::: SOURCE DATA

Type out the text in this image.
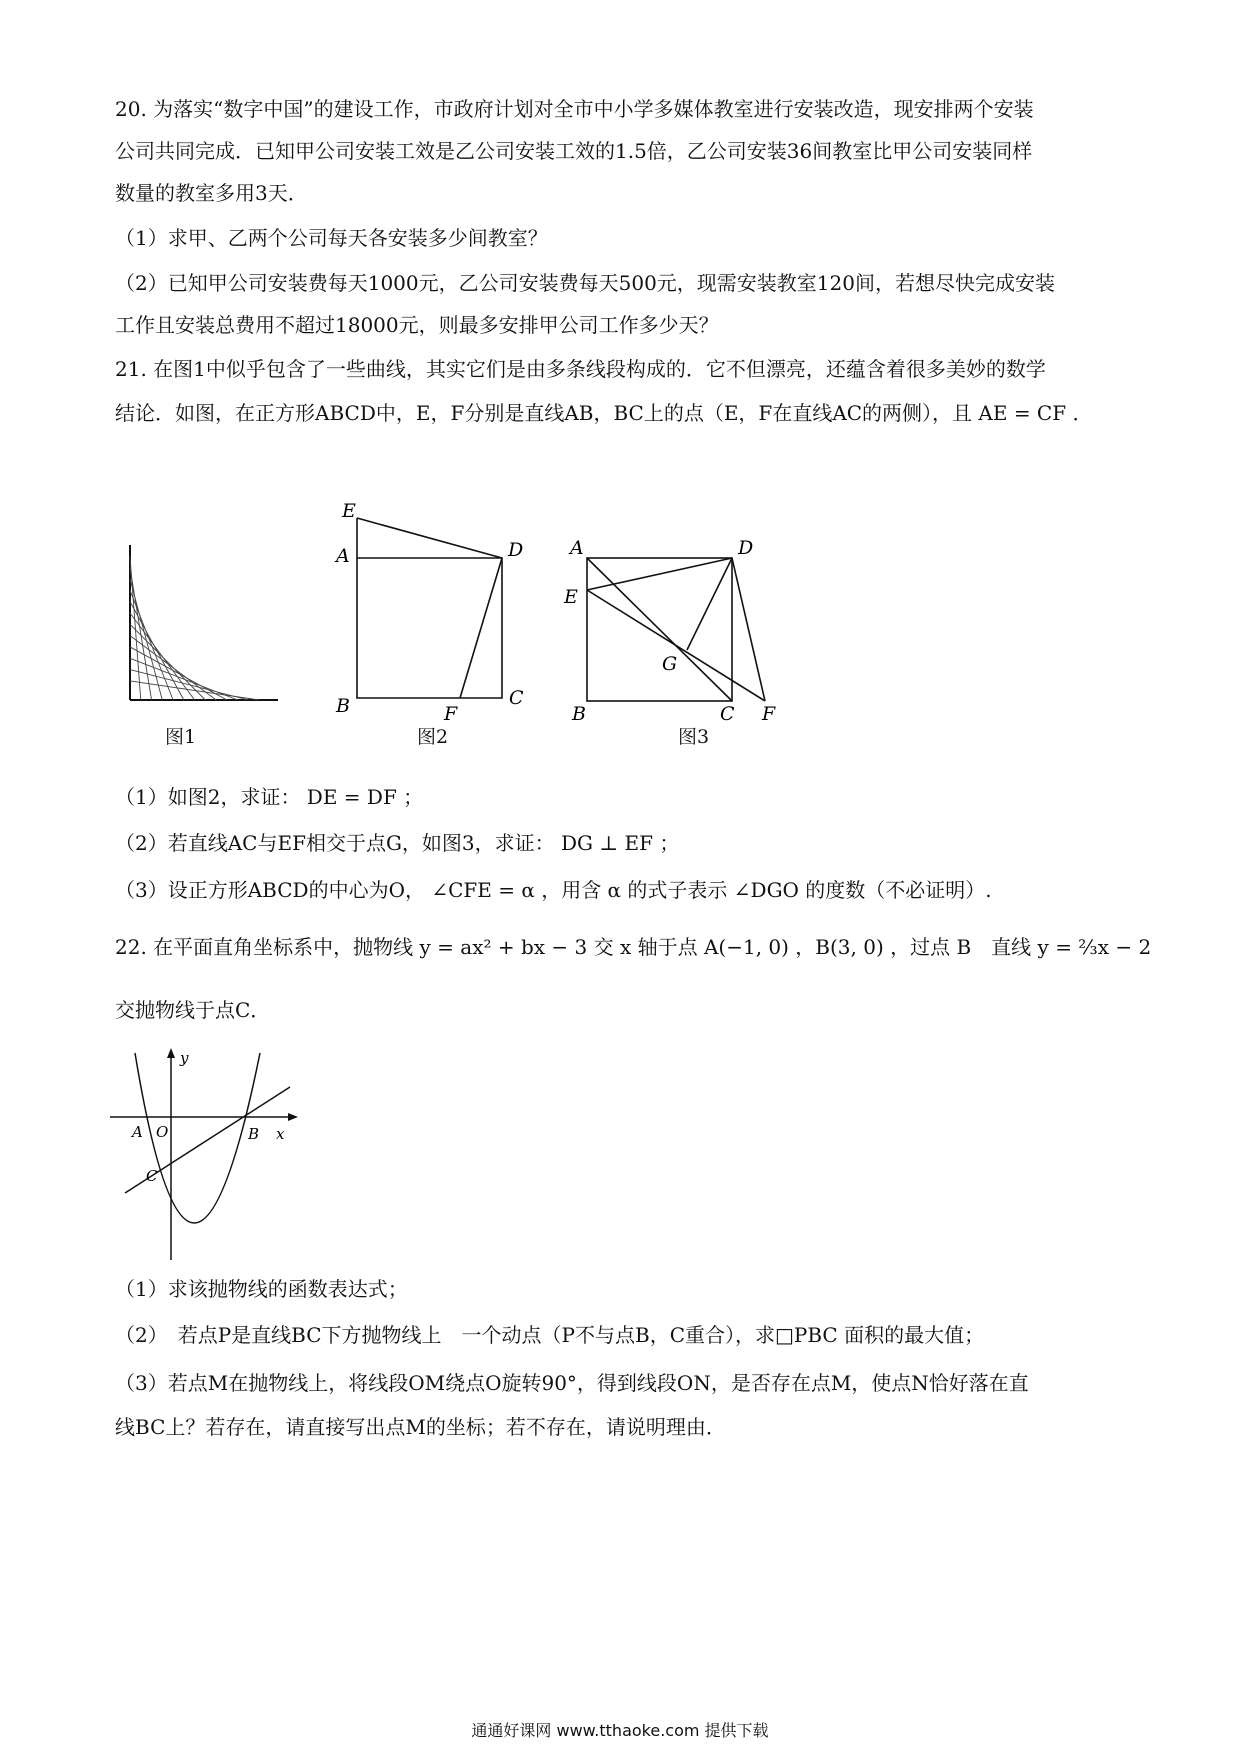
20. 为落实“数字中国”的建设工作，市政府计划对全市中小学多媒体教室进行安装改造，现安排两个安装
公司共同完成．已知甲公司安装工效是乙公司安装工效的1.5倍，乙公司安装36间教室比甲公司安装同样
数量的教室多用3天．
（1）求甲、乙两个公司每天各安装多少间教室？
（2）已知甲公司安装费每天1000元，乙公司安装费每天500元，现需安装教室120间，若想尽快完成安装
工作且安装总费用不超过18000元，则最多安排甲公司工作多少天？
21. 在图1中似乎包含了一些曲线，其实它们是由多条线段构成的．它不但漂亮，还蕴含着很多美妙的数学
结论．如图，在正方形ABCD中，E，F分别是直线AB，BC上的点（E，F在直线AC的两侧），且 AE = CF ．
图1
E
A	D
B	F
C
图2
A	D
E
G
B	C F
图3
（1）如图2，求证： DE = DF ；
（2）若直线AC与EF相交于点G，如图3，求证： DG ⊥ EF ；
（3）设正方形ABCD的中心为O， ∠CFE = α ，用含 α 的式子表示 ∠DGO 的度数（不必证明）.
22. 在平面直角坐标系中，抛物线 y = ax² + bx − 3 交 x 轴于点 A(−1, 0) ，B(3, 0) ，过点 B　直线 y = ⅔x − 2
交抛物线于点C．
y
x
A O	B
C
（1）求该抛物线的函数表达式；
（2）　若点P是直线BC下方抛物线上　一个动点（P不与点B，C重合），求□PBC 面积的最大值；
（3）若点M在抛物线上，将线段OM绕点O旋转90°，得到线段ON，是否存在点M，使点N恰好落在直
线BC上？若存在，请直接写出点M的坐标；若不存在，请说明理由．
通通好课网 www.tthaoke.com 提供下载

::::::
::: SOURCE DATA

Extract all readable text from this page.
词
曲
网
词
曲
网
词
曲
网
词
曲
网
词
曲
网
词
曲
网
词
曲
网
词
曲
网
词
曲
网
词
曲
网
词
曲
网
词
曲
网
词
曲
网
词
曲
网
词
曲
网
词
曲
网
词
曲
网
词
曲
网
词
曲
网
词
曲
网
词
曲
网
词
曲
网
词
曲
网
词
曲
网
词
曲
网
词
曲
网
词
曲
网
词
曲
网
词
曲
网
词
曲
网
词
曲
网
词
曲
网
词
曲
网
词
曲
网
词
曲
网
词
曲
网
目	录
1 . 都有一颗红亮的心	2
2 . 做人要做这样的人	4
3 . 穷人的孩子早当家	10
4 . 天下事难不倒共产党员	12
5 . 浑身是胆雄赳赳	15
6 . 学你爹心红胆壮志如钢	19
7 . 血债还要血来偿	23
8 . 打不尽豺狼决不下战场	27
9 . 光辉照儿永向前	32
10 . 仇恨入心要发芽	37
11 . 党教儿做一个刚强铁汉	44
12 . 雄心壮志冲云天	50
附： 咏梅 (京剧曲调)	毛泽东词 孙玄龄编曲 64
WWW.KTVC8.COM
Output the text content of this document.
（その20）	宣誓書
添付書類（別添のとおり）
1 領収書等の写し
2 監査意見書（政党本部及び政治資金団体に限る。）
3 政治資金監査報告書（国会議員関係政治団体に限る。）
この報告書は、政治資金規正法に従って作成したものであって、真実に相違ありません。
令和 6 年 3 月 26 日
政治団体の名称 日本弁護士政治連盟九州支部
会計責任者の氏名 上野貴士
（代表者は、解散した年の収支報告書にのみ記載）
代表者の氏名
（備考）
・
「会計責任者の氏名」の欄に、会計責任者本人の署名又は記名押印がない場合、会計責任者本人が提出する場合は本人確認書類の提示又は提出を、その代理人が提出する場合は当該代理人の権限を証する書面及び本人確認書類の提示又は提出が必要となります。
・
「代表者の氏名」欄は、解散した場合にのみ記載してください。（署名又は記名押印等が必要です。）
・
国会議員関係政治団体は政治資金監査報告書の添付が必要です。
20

::::::
::: SOURCE DATA

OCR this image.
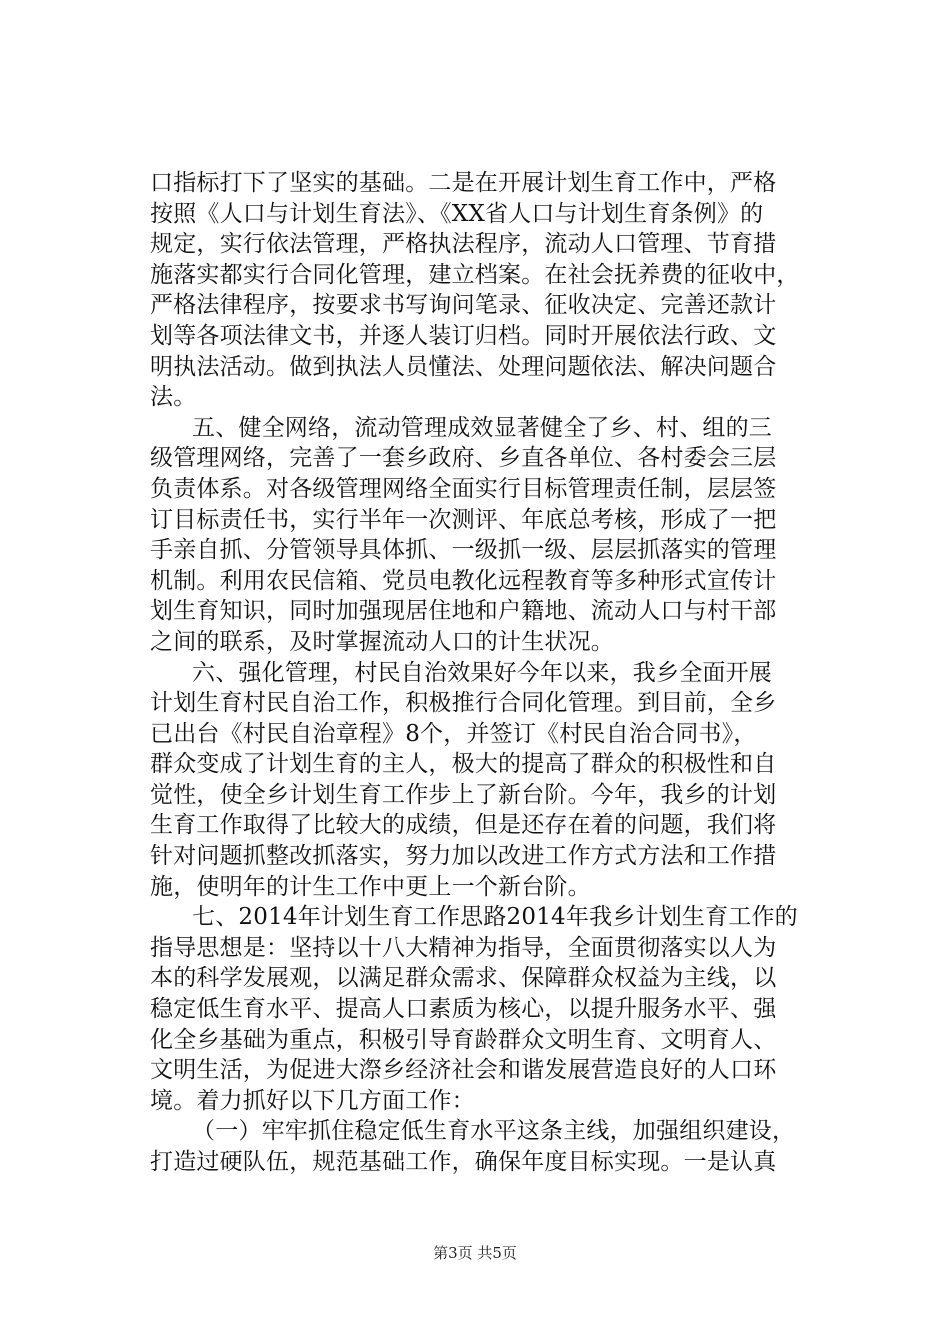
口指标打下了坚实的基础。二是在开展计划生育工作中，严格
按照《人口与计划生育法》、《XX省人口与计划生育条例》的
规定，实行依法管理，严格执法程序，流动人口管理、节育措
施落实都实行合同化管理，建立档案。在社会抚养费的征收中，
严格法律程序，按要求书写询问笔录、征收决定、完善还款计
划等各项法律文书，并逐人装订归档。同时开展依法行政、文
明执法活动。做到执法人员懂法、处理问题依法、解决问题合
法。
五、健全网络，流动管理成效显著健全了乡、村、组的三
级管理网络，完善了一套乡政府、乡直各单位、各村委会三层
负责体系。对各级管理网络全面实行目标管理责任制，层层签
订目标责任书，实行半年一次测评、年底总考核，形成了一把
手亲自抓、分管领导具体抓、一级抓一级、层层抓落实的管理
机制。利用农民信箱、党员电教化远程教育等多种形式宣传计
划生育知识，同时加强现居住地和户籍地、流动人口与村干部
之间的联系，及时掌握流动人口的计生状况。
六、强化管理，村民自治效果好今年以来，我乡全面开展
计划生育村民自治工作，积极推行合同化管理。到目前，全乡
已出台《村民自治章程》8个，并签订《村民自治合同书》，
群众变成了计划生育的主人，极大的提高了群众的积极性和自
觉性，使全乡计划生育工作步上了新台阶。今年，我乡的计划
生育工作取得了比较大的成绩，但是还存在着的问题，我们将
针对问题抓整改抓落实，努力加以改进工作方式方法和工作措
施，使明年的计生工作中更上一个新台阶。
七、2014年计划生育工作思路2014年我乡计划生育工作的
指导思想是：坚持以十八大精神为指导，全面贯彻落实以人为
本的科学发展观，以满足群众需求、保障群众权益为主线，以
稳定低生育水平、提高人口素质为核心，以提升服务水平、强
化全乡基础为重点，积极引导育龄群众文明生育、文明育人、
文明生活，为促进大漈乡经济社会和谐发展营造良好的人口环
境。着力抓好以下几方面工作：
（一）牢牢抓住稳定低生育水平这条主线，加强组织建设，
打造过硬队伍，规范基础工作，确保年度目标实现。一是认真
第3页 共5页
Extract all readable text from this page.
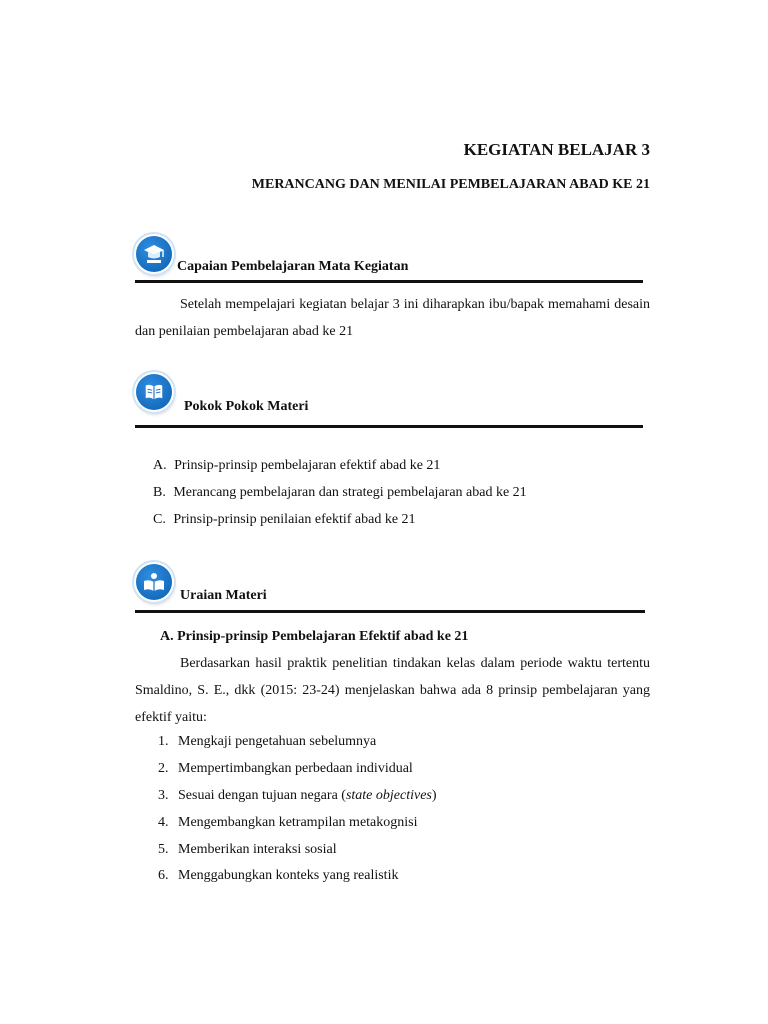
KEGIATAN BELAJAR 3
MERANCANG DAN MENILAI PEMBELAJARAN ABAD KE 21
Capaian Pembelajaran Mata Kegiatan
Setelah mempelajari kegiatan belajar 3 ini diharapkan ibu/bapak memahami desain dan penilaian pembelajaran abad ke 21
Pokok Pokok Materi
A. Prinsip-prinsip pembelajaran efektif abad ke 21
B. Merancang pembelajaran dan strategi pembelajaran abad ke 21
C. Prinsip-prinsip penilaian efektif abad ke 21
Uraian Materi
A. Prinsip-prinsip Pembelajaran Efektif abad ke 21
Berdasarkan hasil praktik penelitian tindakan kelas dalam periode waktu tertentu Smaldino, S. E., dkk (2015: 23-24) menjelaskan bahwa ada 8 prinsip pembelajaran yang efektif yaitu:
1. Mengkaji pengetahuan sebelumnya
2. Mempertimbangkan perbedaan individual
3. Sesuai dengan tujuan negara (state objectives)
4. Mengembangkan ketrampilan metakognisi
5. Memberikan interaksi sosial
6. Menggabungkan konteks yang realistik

::::::

**DIRECTION:** In the listing, find all lines with the string "image" and copy them.

**ANSWER TO THIS EXERCISE:**
Type out the text in this image.
OCR this image.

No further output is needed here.